start Materials provided
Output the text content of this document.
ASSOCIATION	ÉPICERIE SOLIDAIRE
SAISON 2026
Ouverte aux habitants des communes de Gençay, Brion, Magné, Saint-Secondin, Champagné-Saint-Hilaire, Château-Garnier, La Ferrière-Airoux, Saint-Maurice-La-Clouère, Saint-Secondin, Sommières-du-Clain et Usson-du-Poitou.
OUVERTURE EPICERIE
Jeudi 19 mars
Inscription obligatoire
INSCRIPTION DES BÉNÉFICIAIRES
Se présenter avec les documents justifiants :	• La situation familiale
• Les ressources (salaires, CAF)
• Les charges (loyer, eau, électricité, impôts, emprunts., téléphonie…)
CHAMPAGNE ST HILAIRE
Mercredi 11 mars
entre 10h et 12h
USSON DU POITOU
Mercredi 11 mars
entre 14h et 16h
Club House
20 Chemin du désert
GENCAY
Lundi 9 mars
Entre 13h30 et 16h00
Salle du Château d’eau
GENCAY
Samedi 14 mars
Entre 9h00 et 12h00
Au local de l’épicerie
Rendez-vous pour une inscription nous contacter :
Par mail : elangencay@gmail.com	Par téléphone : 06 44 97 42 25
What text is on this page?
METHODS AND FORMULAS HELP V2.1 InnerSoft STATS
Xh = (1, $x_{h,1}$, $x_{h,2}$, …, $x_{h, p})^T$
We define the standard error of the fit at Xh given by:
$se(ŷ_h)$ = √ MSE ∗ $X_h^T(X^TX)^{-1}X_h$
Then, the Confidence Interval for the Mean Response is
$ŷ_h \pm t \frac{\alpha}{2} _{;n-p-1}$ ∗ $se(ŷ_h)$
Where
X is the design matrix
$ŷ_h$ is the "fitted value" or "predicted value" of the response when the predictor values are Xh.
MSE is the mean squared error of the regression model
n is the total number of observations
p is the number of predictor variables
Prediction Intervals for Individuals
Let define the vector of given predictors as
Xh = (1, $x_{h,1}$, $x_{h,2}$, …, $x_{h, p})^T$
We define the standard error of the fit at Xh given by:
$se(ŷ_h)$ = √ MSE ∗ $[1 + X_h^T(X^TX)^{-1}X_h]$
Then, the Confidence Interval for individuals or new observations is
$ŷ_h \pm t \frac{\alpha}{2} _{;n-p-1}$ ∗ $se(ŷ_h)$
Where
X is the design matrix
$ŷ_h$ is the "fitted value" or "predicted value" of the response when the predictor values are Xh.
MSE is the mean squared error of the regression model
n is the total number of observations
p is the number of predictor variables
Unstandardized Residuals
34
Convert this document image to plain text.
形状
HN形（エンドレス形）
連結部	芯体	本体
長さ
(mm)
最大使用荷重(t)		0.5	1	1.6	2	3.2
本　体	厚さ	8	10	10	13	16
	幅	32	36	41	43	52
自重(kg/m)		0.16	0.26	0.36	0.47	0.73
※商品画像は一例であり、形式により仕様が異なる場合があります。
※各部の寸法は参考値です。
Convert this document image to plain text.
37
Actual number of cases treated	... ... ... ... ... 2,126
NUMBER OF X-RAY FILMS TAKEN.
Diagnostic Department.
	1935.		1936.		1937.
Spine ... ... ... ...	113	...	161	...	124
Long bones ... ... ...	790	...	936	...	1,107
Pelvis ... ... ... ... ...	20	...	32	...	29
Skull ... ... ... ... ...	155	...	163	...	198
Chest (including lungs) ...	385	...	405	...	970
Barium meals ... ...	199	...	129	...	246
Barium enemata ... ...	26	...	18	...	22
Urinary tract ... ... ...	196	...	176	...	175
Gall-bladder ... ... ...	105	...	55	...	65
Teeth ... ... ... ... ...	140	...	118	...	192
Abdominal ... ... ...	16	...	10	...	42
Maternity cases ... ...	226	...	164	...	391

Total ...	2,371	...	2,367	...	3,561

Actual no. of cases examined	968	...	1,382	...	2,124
end Materials provided
## What to do
Pull out all lines containing the word "Actual" from the entries above.

## Solved problem
Actual number of cases treated	... ... ... ... ... 2,126
Actual no. of cases examined	968	...	1,382	...	2,124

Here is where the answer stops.